**DESCRIPTION OF THE TASK**
Among the lines of these entries, how many hold the word "JSON"? State only the number.

-- BEGIN STORED DATA --

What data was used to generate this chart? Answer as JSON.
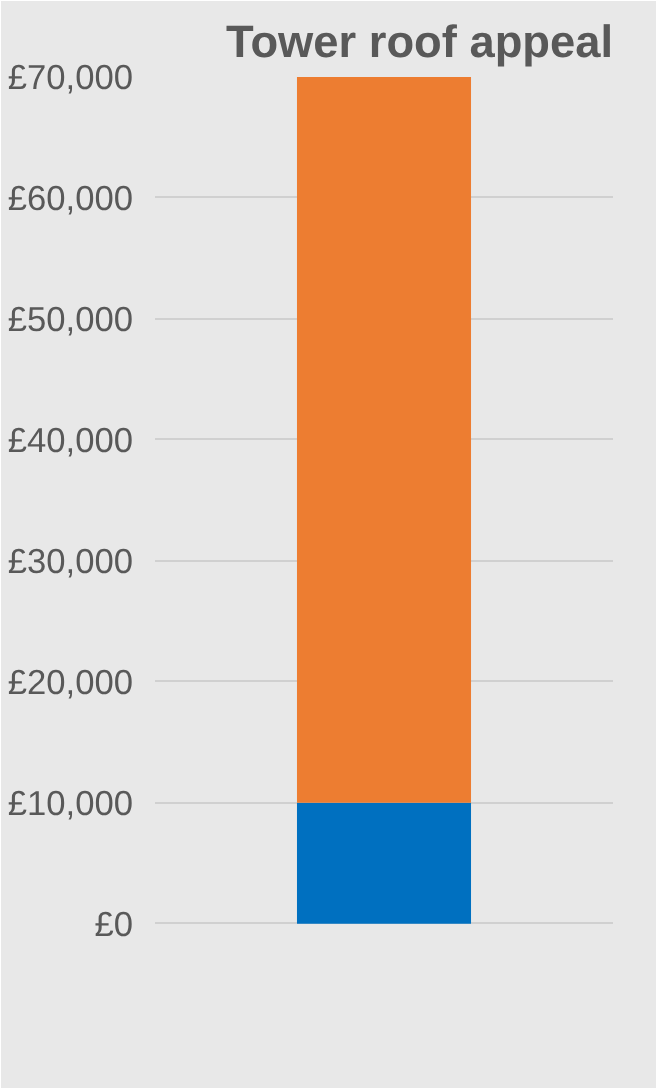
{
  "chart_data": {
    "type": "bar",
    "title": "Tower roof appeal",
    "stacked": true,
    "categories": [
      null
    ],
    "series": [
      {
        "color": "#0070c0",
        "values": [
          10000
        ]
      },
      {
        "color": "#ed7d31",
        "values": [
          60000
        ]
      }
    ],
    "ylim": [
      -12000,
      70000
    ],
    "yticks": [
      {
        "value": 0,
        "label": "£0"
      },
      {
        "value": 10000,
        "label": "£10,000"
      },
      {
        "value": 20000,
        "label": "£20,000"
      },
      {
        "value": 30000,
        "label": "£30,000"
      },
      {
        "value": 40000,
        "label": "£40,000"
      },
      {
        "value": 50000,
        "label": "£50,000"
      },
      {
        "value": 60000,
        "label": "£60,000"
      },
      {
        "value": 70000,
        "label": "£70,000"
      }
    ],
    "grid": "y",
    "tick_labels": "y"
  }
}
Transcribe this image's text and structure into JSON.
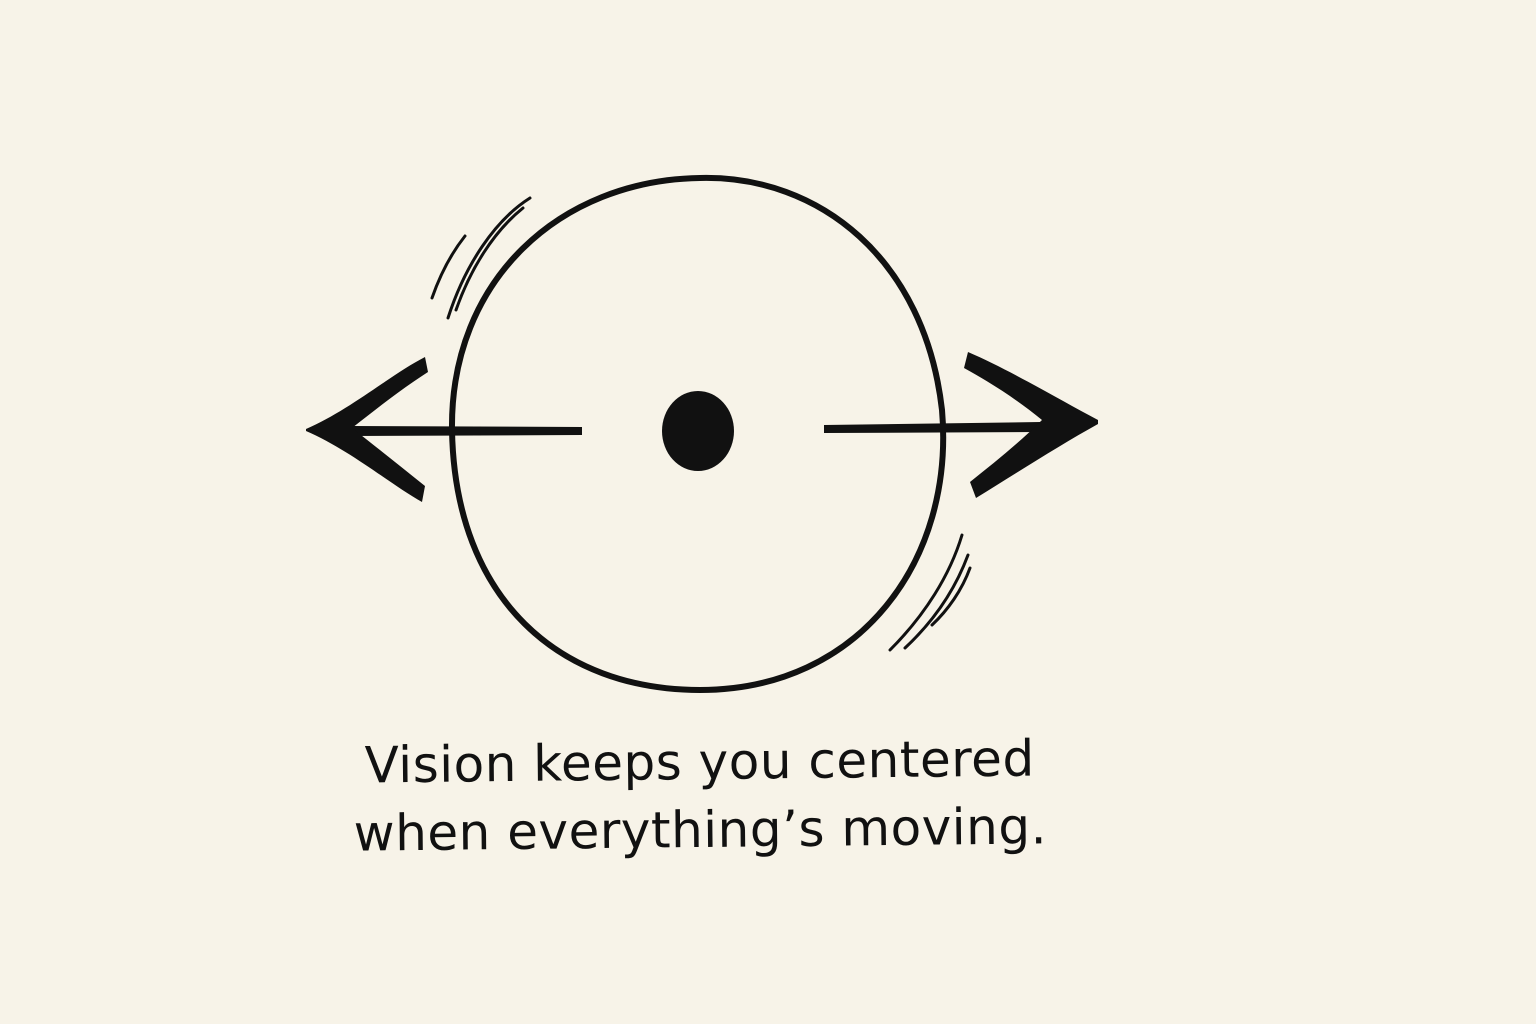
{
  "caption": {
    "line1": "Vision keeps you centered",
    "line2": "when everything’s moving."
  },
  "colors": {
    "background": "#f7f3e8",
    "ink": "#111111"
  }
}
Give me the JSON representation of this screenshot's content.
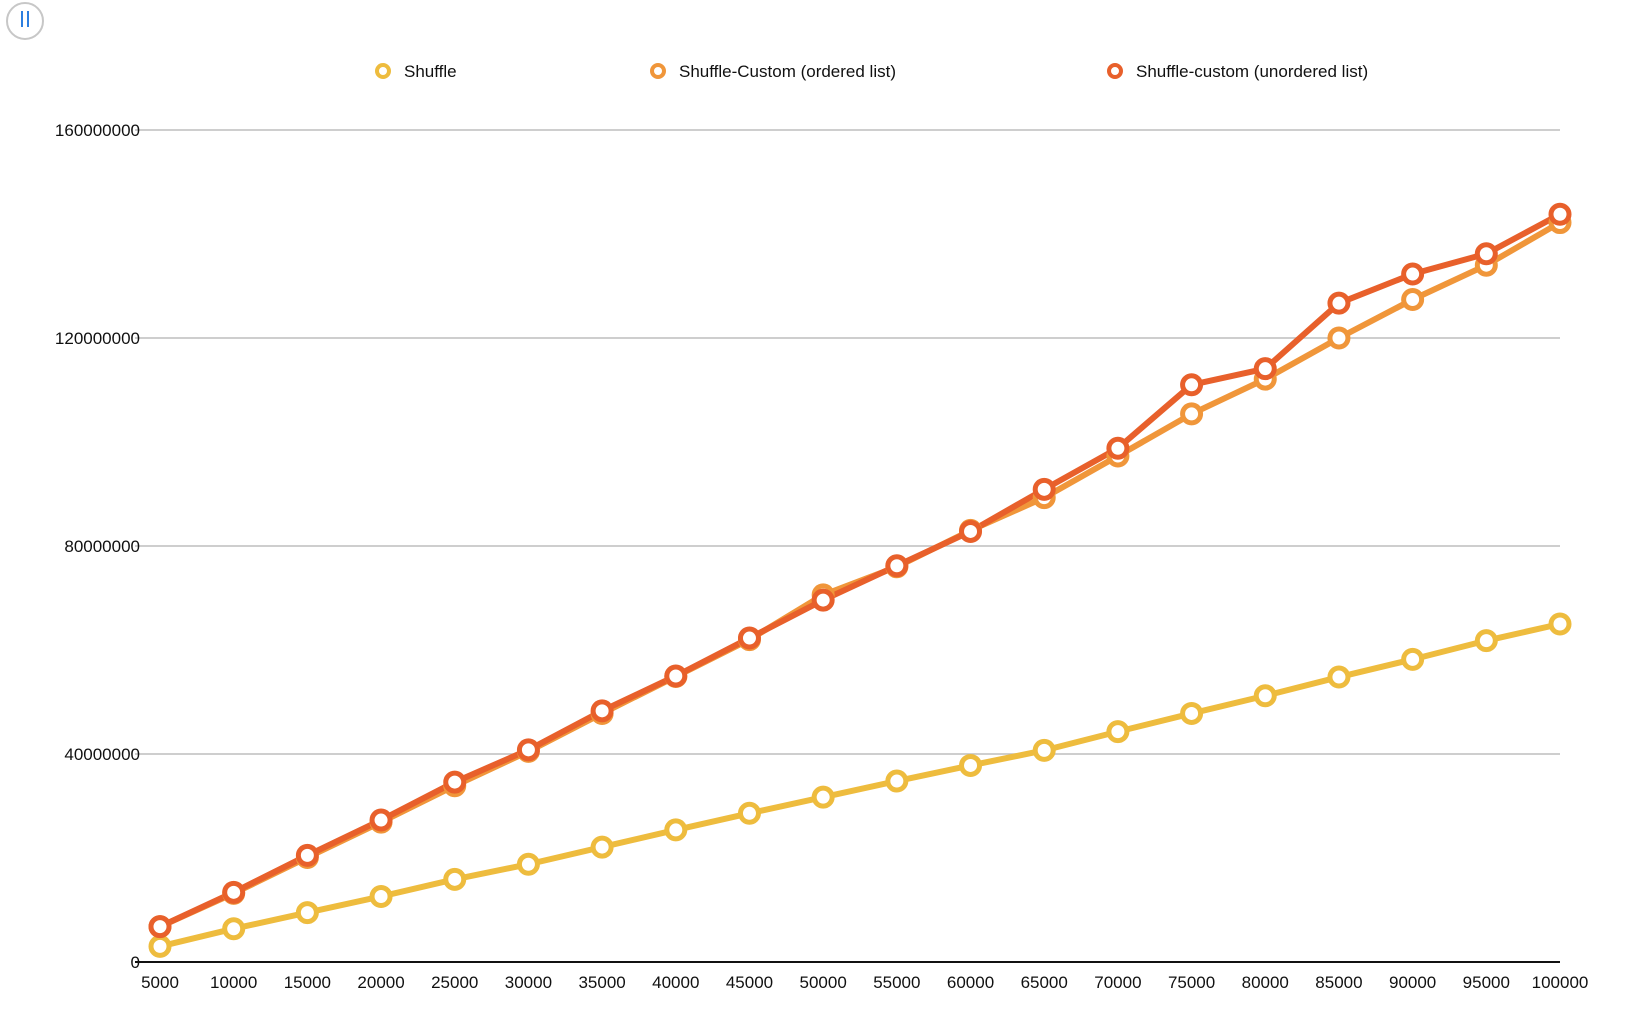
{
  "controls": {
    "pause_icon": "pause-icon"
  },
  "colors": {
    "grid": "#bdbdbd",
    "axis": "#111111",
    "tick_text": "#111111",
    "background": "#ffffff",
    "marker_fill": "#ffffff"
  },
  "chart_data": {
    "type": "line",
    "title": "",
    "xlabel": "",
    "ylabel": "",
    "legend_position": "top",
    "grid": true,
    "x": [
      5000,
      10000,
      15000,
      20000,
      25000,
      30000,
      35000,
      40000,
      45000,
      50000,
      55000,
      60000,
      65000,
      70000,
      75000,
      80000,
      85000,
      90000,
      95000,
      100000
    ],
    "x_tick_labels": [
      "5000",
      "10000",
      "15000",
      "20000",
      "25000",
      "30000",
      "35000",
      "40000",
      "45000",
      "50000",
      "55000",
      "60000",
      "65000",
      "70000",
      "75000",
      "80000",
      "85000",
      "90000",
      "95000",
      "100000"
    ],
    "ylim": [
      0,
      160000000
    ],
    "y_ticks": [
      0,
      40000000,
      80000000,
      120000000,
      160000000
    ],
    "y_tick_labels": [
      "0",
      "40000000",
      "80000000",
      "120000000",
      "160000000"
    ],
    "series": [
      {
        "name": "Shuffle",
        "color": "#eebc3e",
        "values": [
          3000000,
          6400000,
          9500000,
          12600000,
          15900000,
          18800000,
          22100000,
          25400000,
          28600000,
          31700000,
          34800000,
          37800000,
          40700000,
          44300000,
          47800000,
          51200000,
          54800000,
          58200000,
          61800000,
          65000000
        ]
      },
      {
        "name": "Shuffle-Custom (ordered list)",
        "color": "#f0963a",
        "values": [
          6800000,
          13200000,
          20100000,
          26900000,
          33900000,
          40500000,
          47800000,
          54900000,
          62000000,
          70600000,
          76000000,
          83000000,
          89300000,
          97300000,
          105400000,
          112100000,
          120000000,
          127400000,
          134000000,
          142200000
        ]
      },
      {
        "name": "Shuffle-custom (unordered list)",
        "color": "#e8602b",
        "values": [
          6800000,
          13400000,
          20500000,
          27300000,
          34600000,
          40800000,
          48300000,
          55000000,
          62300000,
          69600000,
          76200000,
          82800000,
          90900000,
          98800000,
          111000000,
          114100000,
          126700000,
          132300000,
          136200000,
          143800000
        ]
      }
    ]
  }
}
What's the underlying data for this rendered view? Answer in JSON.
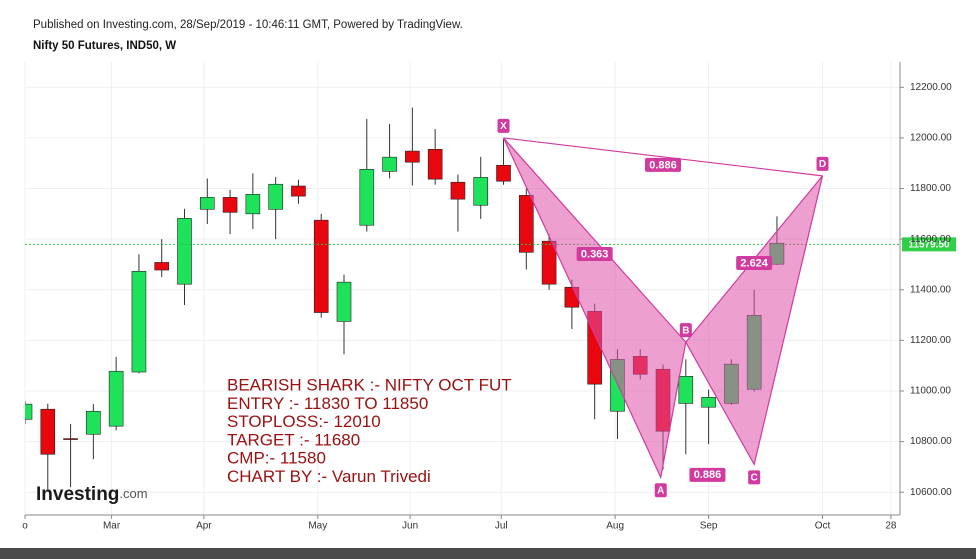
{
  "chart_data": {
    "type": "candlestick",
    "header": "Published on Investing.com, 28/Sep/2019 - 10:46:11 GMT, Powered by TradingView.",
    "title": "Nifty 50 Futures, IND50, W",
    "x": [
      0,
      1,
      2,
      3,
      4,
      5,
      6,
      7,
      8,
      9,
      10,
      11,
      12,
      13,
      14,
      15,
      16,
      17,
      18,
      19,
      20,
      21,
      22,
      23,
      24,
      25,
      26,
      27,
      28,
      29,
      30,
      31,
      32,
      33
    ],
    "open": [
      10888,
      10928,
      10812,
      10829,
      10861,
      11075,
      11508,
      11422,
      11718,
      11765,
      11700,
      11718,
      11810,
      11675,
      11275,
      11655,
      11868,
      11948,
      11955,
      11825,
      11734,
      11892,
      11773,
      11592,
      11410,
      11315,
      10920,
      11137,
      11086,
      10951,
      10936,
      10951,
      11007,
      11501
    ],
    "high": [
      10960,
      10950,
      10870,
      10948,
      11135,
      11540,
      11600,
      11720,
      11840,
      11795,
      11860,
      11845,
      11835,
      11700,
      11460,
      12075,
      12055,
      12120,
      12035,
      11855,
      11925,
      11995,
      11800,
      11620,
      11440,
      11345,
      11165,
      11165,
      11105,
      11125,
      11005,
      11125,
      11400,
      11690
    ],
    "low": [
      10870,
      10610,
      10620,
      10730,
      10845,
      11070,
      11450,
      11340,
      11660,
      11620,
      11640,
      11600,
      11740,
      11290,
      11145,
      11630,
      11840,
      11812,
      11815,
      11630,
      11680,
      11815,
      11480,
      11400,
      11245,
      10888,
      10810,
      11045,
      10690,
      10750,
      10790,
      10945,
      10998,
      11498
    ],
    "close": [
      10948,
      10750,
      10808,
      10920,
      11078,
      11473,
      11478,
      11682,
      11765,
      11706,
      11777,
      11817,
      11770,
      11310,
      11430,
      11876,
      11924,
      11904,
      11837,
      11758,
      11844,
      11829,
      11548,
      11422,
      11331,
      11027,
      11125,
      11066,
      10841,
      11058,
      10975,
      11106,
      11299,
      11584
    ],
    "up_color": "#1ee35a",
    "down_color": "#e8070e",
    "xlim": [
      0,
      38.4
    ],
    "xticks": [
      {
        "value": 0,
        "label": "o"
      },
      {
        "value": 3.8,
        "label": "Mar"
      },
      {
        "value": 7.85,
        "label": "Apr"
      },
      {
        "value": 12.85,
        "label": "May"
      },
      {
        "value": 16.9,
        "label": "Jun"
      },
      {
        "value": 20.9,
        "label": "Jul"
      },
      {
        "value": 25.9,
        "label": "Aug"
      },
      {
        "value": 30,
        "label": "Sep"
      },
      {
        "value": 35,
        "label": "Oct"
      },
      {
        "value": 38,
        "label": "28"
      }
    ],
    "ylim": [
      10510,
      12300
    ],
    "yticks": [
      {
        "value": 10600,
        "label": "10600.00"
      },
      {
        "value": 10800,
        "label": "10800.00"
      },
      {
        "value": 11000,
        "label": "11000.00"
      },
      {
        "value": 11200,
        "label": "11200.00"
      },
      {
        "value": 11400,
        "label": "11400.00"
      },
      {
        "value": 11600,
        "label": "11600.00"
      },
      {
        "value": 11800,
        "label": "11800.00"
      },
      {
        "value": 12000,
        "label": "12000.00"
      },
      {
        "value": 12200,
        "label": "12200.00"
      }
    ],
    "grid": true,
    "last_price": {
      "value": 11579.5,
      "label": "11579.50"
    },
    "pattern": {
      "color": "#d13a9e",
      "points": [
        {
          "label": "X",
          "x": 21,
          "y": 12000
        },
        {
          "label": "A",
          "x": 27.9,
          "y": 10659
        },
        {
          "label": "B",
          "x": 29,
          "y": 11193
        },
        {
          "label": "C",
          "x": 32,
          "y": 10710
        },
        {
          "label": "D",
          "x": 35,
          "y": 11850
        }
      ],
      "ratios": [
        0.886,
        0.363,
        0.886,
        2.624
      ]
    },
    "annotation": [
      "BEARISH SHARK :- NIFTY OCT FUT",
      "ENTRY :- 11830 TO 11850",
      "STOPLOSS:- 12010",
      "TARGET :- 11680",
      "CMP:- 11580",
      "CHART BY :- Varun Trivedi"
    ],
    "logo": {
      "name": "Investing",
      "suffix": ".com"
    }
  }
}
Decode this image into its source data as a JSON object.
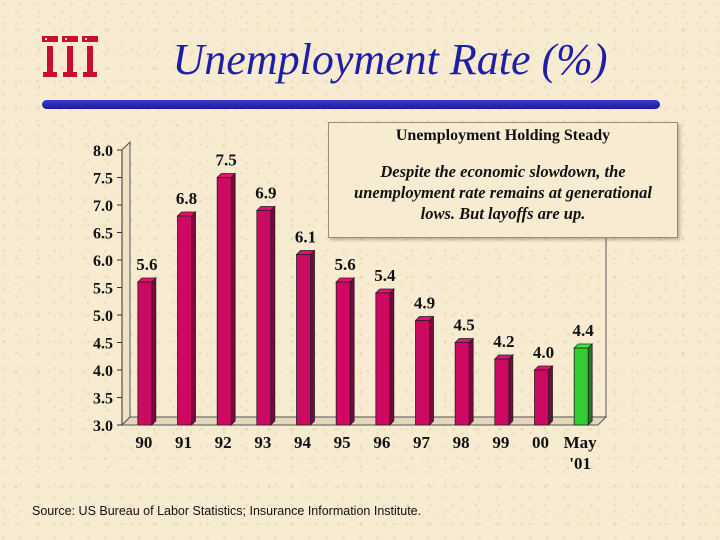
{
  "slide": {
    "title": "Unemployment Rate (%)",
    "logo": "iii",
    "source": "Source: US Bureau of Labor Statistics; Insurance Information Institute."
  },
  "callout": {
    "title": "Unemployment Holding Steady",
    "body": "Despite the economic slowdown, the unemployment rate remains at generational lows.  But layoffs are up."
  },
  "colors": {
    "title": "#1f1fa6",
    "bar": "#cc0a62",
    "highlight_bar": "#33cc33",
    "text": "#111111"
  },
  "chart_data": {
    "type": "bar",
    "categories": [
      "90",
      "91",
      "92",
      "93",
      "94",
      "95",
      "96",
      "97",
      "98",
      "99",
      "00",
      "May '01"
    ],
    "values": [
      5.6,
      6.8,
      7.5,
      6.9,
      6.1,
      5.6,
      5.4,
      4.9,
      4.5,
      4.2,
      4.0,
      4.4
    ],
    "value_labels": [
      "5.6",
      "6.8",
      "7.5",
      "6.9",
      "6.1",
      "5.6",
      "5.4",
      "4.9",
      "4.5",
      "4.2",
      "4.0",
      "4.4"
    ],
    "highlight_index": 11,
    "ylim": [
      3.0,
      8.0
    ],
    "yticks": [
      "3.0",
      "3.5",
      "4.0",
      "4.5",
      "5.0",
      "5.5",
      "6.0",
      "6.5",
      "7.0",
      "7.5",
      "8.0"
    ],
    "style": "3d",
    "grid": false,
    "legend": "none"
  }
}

-- END STORED DATA --

**OUTPUT FOR THIS EXERCISE**
5